Dataset excerpts
···

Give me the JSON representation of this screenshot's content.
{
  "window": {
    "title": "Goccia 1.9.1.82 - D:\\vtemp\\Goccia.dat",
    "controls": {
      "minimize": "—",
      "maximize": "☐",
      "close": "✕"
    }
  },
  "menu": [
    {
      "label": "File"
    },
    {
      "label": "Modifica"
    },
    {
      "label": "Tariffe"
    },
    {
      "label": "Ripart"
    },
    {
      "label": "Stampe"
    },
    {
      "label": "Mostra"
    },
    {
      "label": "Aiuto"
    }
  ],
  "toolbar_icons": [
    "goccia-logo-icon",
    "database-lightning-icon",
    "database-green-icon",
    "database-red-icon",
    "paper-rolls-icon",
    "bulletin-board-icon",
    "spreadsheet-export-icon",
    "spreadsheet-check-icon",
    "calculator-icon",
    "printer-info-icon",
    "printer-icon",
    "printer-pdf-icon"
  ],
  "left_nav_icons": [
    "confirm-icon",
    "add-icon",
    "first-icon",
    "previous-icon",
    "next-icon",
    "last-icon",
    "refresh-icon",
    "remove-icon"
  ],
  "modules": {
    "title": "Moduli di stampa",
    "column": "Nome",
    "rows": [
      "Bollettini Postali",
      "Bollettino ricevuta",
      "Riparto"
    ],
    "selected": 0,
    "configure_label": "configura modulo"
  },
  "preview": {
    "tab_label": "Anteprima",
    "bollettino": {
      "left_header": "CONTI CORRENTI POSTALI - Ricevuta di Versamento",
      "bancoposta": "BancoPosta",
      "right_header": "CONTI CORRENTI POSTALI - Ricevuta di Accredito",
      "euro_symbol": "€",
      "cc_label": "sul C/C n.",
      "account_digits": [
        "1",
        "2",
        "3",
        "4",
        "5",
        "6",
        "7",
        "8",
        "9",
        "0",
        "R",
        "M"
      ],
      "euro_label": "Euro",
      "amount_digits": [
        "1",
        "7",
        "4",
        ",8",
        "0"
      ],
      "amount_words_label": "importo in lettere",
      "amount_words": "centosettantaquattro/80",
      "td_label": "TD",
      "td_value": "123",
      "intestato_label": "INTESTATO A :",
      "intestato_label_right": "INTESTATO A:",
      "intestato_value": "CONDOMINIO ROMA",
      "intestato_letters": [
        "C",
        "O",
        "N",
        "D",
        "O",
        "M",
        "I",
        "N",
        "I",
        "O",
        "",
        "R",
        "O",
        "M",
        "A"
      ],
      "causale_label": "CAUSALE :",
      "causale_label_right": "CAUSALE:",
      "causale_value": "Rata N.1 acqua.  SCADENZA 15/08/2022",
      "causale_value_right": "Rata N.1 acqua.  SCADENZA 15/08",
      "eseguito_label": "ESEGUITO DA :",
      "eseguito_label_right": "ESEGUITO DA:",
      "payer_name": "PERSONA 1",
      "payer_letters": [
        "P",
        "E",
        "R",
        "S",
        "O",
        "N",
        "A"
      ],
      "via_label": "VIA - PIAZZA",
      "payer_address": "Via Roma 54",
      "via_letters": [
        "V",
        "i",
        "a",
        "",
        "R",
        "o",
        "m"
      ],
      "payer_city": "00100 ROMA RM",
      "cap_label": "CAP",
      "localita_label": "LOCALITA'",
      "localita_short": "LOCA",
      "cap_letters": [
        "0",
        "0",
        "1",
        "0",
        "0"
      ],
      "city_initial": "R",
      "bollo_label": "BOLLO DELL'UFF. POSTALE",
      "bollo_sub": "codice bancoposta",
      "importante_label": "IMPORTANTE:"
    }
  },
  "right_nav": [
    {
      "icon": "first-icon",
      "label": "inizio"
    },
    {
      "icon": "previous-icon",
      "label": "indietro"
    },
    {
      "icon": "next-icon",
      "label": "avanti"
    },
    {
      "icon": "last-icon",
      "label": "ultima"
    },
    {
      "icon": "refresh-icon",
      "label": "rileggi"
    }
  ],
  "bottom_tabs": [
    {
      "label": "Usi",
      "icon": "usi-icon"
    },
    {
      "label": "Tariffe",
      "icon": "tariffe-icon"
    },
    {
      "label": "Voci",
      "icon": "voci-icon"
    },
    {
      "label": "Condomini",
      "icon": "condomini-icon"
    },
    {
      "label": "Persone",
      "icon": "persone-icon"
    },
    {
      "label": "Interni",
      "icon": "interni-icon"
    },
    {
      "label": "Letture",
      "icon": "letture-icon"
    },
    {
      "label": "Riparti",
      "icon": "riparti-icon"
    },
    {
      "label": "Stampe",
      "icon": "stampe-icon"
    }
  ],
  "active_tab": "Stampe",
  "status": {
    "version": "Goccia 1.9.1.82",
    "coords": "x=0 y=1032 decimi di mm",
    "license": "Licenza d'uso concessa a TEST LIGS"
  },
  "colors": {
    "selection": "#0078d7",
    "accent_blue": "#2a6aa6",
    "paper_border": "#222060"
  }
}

···

What you need to do: Repeat back the data above, exact to the last character.

Solution to this exercise:
Give me the JSON representation of this screenshot's content.
{
  "window": {
    "title": "Goccia 1.9.1.82 - D:\\vtemp\\Goccia.dat",
    "controls": {
      "minimize": "—",
      "maximize": "☐",
      "close": "✕"
    }
  },
  "menu": [
    {
      "label": "File"
    },
    {
      "label": "Modifica"
    },
    {
      "label": "Tariffe"
    },
    {
      "label": "Ripart"
    },
    {
      "label": "Stampe"
    },
    {
      "label": "Mostra"
    },
    {
      "label": "Aiuto"
    }
  ],
  "toolbar_icons": [
    "goccia-logo-icon",
    "database-lightning-icon",
    "database-green-icon",
    "database-red-icon",
    "paper-rolls-icon",
    "bulletin-board-icon",
    "spreadsheet-export-icon",
    "spreadsheet-check-icon",
    "calculator-icon",
    "printer-info-icon",
    "printer-icon",
    "printer-pdf-icon"
  ],
  "left_nav_icons": [
    "confirm-icon",
    "add-icon",
    "first-icon",
    "previous-icon",
    "next-icon",
    "last-icon",
    "refresh-icon",
    "remove-icon"
  ],
  "modules": {
    "title": "Moduli di stampa",
    "column": "Nome",
    "rows": [
      "Bollettini Postali",
      "Bollettino ricevuta",
      "Riparto"
    ],
    "selected": 0,
    "configure_label": "configura modulo"
  },
  "preview": {
    "tab_label": "Anteprima",
    "bollettino": {
      "left_header": "CONTI CORRENTI POSTALI - Ricevuta di Versamento",
      "bancoposta": "BancoPosta",
      "right_header": "CONTI CORRENTI POSTALI - Ricevuta di Accredito",
      "euro_symbol": "€",
      "cc_label": "sul C/C n.",
      "account_digits": [
        "1",
        "2",
        "3",
        "4",
        "5",
        "6",
        "7",
        "8",
        "9",
        "0",
        "R",
        "M"
      ],
      "euro_label": "Euro",
      "amount_digits": [
        "1",
        "7",
        "4",
        ",8",
        "0"
      ],
      "amount_words_label": "importo in lettere",
      "amount_words": "centosettantaquattro/80",
      "td_label": "TD",
      "td_value": "123",
      "intestato_label": "INTESTATO A :",
      "intestato_label_right": "INTESTATO A:",
      "intestato_value": "CONDOMINIO ROMA",
      "intestato_letters": [
        "C",
        "O",
        "N",
        "D",
        "O",
        "M",
        "I",
        "N",
        "I",
        "O",
        "",
        "R",
        "O",
        "M",
        "A"
      ],
      "causale_label": "CAUSALE :",
      "causale_label_right": "CAUSALE:",
      "causale_value": "Rata N.1 acqua.  SCADENZA 15/08/2022",
      "causale_value_right": "Rata N.1 acqua.  SCADENZA 15/08",
      "eseguito_label": "ESEGUITO DA :",
      "eseguito_label_right": "ESEGUITO DA:",
      "payer_name": "PERSONA 1",
      "payer_letters": [
        "P",
        "E",
        "R",
        "S",
        "O",
        "N",
        "A"
      ],
      "via_label": "VIA - PIAZZA",
      "payer_address": "Via Roma 54",
      "via_letters": [
        "V",
        "i",
        "a",
        "",
        "R",
        "o",
        "m"
      ],
      "payer_city": "00100 ROMA RM",
      "cap_label": "CAP",
      "localita_label": "LOCALITA'",
      "localita_short": "LOCA",
      "cap_letters": [
        "0",
        "0",
        "1",
        "0",
        "0"
      ],
      "city_initial": "R",
      "bollo_label": "BOLLO DELL'UFF. POSTALE",
      "bollo_sub": "codice bancoposta",
      "importante_label": "IMPORTANTE:"
    }
  },
  "right_nav": [
    {
      "icon": "first-icon",
      "label": "inizio"
    },
    {
      "icon": "previous-icon",
      "label": "indietro"
    },
    {
      "icon": "next-icon",
      "label": "avanti"
    },
    {
      "icon": "last-icon",
      "label": "ultima"
    },
    {
      "icon": "refresh-icon",
      "label": "rileggi"
    }
  ],
  "bottom_tabs": [
    {
      "label": "Usi",
      "icon": "usi-icon"
    },
    {
      "label": "Tariffe",
      "icon": "tariffe-icon"
    },
    {
      "label": "Voci",
      "icon": "voci-icon"
    },
    {
      "label": "Condomini",
      "icon": "condomini-icon"
    },
    {
      "label": "Persone",
      "icon": "persone-icon"
    },
    {
      "label": "Interni",
      "icon": "interni-icon"
    },
    {
      "label": "Letture",
      "icon": "letture-icon"
    },
    {
      "label": "Riparti",
      "icon": "riparti-icon"
    },
    {
      "label": "Stampe",
      "icon": "stampe-icon"
    }
  ],
  "active_tab": "Stampe",
  "status": {
    "version": "Goccia 1.9.1.82",
    "coords": "x=0 y=1032 decimi di mm",
    "license": "Licenza d'uso concessa a TEST LIGS"
  },
  "colors": {
    "selection": "#0078d7",
    "accent_blue": "#2a6aa6",
    "paper_border": "#222060"
  }
}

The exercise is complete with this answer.